Write out each line exactly as it stands, please.

───── PROVIDED DATA

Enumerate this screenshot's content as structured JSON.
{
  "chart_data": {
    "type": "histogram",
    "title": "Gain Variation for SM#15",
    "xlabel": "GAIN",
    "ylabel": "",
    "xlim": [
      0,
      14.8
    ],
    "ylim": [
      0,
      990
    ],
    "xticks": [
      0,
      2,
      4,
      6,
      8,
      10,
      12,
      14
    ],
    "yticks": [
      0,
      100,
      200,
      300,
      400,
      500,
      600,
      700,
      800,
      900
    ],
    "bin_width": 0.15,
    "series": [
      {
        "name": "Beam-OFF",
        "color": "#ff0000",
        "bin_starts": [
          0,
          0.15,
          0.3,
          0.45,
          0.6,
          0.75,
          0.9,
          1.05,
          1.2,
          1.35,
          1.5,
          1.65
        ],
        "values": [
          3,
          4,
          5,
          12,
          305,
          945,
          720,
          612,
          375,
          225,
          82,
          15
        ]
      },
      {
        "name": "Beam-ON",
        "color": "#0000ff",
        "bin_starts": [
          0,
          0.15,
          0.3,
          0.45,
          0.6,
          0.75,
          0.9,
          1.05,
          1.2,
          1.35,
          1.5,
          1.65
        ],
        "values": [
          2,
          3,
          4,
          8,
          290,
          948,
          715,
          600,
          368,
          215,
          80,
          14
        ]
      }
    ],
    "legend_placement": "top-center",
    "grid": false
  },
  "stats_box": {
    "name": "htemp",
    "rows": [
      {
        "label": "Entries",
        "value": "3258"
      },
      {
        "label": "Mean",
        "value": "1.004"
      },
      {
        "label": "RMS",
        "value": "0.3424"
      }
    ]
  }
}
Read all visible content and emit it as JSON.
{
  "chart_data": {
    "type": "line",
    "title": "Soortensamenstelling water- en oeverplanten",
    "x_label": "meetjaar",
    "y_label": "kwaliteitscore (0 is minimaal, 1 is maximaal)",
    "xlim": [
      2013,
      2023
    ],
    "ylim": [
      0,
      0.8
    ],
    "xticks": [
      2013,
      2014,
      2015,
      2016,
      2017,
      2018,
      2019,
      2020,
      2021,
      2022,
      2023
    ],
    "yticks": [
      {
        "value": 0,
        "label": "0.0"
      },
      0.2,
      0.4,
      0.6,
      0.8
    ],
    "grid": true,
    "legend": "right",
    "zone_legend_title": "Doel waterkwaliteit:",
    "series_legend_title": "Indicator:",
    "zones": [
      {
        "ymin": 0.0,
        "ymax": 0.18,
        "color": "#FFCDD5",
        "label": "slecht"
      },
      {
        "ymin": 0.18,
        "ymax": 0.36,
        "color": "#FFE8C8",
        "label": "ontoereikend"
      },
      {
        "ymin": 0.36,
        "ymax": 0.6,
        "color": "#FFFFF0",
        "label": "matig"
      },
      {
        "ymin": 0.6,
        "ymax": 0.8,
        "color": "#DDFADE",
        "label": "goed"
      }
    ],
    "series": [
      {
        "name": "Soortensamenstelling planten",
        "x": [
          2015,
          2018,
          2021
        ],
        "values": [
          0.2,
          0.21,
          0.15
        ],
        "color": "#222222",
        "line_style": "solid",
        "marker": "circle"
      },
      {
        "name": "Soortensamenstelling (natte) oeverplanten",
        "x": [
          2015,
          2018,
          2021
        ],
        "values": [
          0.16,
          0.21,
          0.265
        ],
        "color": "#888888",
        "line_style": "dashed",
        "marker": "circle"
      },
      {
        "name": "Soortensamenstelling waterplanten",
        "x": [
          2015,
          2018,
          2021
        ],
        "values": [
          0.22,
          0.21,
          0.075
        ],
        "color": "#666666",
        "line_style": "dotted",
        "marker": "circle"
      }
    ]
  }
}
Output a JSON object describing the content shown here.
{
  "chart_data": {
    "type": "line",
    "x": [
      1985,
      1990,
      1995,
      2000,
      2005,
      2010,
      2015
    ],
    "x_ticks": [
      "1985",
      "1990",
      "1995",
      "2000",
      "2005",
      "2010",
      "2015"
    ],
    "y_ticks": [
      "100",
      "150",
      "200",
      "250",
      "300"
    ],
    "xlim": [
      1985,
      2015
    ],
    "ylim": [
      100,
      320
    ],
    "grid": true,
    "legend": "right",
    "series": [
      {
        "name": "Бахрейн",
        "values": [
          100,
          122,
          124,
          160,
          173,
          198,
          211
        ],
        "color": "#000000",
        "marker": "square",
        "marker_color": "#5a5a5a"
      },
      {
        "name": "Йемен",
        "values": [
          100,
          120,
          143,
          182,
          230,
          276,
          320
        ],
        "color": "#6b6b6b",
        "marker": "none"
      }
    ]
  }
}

──────────

[TASK SOLUTION]
Enumerate this screenshot's content as structured JSON.
{
  "chart_data": {
    "type": "histogram",
    "title": "Gain Variation for SM#15",
    "xlabel": "GAIN",
    "ylabel": "",
    "xlim": [
      0,
      14.8
    ],
    "ylim": [
      0,
      990
    ],
    "xticks": [
      0,
      2,
      4,
      6,
      8,
      10,
      12,
      14
    ],
    "yticks": [
      0,
      100,
      200,
      300,
      400,
      500,
      600,
      700,
      800,
      900
    ],
    "bin_width": 0.15,
    "series": [
      {
        "name": "Beam-OFF",
        "color": "#ff0000",
        "bin_starts": [
          0,
          0.15,
          0.3,
          0.45,
          0.6,
          0.75,
          0.9,
          1.05,
          1.2,
          1.35,
          1.5,
          1.65
        ],
        "values": [
          3,
          4,
          5,
          12,
          305,
          945,
          720,
          612,
          375,
          225,
          82,
          15
        ]
      },
      {
        "name": "Beam-ON",
        "color": "#0000ff",
        "bin_starts": [
          0,
          0.15,
          0.3,
          0.45,
          0.6,
          0.75,
          0.9,
          1.05,
          1.2,
          1.35,
          1.5,
          1.65
        ],
        "values": [
          2,
          3,
          4,
          8,
          290,
          948,
          715,
          600,
          368,
          215,
          80,
          14
        ]
      }
    ],
    "legend_placement": "top-center",
    "grid": false
  },
  "stats_box": {
    "name": "htemp",
    "rows": [
      {
        "label": "Entries",
        "value": "3258"
      },
      {
        "label": "Mean",
        "value": "1.004"
      },
      {
        "label": "RMS",
        "value": "0.3424"
      }
    ]
  }
}
Read all visible content and emit it as JSON.
{
  "chart_data": {
    "type": "line",
    "title": "Soortensamenstelling water- en oeverplanten",
    "x_label": "meetjaar",
    "y_label": "kwaliteitscore (0 is minimaal, 1 is maximaal)",
    "xlim": [
      2013,
      2023
    ],
    "ylim": [
      0,
      0.8
    ],
    "xticks": [
      2013,
      2014,
      2015,
      2016,
      2017,
      2018,
      2019,
      2020,
      2021,
      2022,
      2023
    ],
    "yticks": [
      {
        "value": 0,
        "label": "0.0"
      },
      0.2,
      0.4,
      0.6,
      0.8
    ],
    "grid": true,
    "legend": "right",
    "zone_legend_title": "Doel waterkwaliteit:",
    "series_legend_title": "Indicator:",
    "zones": [
      {
        "ymin": 0.0,
        "ymax": 0.18,
        "color": "#FFCDD5",
        "label": "slecht"
      },
      {
        "ymin": 0.18,
        "ymax": 0.36,
        "color": "#FFE8C8",
        "label": "ontoereikend"
      },
      {
        "ymin": 0.36,
        "ymax": 0.6,
        "color": "#FFFFF0",
        "label": "matig"
      },
      {
        "ymin": 0.6,
        "ymax": 0.8,
        "color": "#DDFADE",
        "label": "goed"
      }
    ],
    "series": [
      {
        "name": "Soortensamenstelling planten",
        "x": [
          2015,
          2018,
          2021
        ],
        "values": [
          0.2,
          0.21,
          0.15
        ],
        "color": "#222222",
        "line_style": "solid",
        "marker": "circle"
      },
      {
        "name": "Soortensamenstelling (natte) oeverplanten",
        "x": [
          2015,
          2018,
          2021
        ],
        "values": [
          0.16,
          0.21,
          0.265
        ],
        "color": "#888888",
        "line_style": "dashed",
        "marker": "circle"
      },
      {
        "name": "Soortensamenstelling waterplanten",
        "x": [
          2015,
          2018,
          2021
        ],
        "values": [
          0.22,
          0.21,
          0.075
        ],
        "color": "#666666",
        "line_style": "dotted",
        "marker": "circle"
      }
    ]
  }
}
Output a JSON object describing the content shown here.
{
  "chart_data": {
    "type": "line",
    "x": [
      1985,
      1990,
      1995,
      2000,
      2005,
      2010,
      2015
    ],
    "x_ticks": [
      "1985",
      "1990",
      "1995",
      "2000",
      "2005",
      "2010",
      "2015"
    ],
    "y_ticks": [
      "100",
      "150",
      "200",
      "250",
      "300"
    ],
    "xlim": [
      1985,
      2015
    ],
    "ylim": [
      100,
      320
    ],
    "grid": true,
    "legend": "right",
    "series": [
      {
        "name": "Бахрейн",
        "values": [
          100,
          122,
          124,
          160,
          173,
          198,
          211
        ],
        "color": "#000000",
        "marker": "square",
        "marker_color": "#5a5a5a"
      },
      {
        "name": "Йемен",
        "values": [
          100,
          120,
          143,
          182,
          230,
          276,
          320
        ],
        "color": "#6b6b6b",
        "marker": "none"
      }
    ]
  }
}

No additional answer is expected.